## TASK STATEMENT
Every line that contains "ffffff" counts once; give the total number of such lines, with no other words.

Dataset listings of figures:
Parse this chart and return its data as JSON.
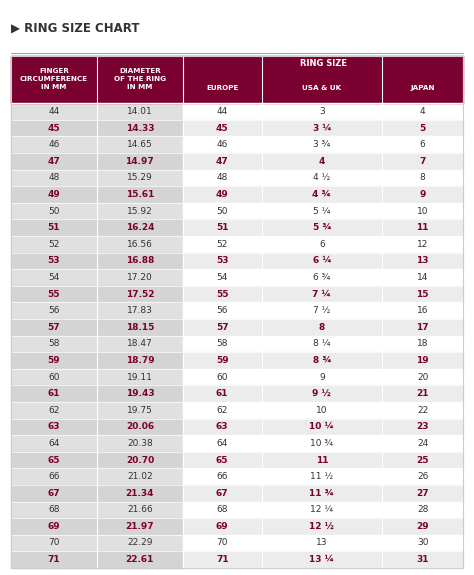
{
  "title": "▶ RING SIZE CHART",
  "header_bg": "#7a0030",
  "header_text_color": "#ffffff",
  "subheader_bg": "#8b0035",
  "col1_header": "FINGER\nCIRCUMFERENCE\nIN MM",
  "col2_header": "DIAMETER\nOF THE RING\nIN MM",
  "col3_header": "EUROPE",
  "col4_header": "USA & UK",
  "col5_header": "JAPAN",
  "ring_size_label": "RING SIZE",
  "row_bg_odd": "#f0f0f0",
  "row_bg_even": "#ffffff",
  "bold_col1_bg_odd": "#d0d0d0",
  "bold_col1_bg_even": "#e8e8e8",
  "rows": [
    [
      "44",
      "14.01",
      "44",
      "3",
      "4"
    ],
    [
      "45",
      "14.33",
      "45",
      "3 ¼",
      "5"
    ],
    [
      "46",
      "14.65",
      "46",
      "3 ¾",
      "6"
    ],
    [
      "47",
      "14.97",
      "47",
      "4",
      "7"
    ],
    [
      "48",
      "15.29",
      "48",
      "4 ½",
      "8"
    ],
    [
      "49",
      "15.61",
      "49",
      "4 ¾",
      "9"
    ],
    [
      "50",
      "15.92",
      "50",
      "5 ¼",
      "10"
    ],
    [
      "51",
      "16.24",
      "51",
      "5 ¾",
      "11"
    ],
    [
      "52",
      "16.56",
      "52",
      "6",
      "12"
    ],
    [
      "53",
      "16.88",
      "53",
      "6 ¼",
      "13"
    ],
    [
      "54",
      "17.20",
      "54",
      "6 ¾",
      "14"
    ],
    [
      "55",
      "17.52",
      "55",
      "7 ¼",
      "15"
    ],
    [
      "56",
      "17.83",
      "56",
      "7 ½",
      "16"
    ],
    [
      "57",
      "18.15",
      "57",
      "8",
      "17"
    ],
    [
      "58",
      "18.47",
      "58",
      "8 ¼",
      "18"
    ],
    [
      "59",
      "18.79",
      "59",
      "8 ¾",
      "19"
    ],
    [
      "60",
      "19.11",
      "60",
      "9",
      "20"
    ],
    [
      "61",
      "19.43",
      "61",
      "9 ½",
      "21"
    ],
    [
      "62",
      "19.75",
      "62",
      "10",
      "22"
    ],
    [
      "63",
      "20.06",
      "63",
      "10 ¼",
      "23"
    ],
    [
      "64",
      "20.38",
      "64",
      "10 ¾",
      "24"
    ],
    [
      "65",
      "20.70",
      "65",
      "11",
      "25"
    ],
    [
      "66",
      "21.02",
      "66",
      "11 ½",
      "26"
    ],
    [
      "67",
      "21.34",
      "67",
      "11 ¾",
      "27"
    ],
    [
      "68",
      "21.66",
      "68",
      "12 ¼",
      "28"
    ],
    [
      "69",
      "21.97",
      "69",
      "12 ½",
      "29"
    ],
    [
      "70",
      "22.29",
      "70",
      "13",
      "30"
    ],
    [
      "71",
      "22.61",
      "71",
      "13 ¼",
      "31"
    ]
  ],
  "bold_rows": [
    1,
    3,
    5,
    7,
    9,
    11,
    13,
    15,
    17,
    19,
    21,
    23,
    25,
    27
  ],
  "figsize": [
    4.74,
    5.75
  ],
  "dpi": 100
}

## RESULT BELOW
2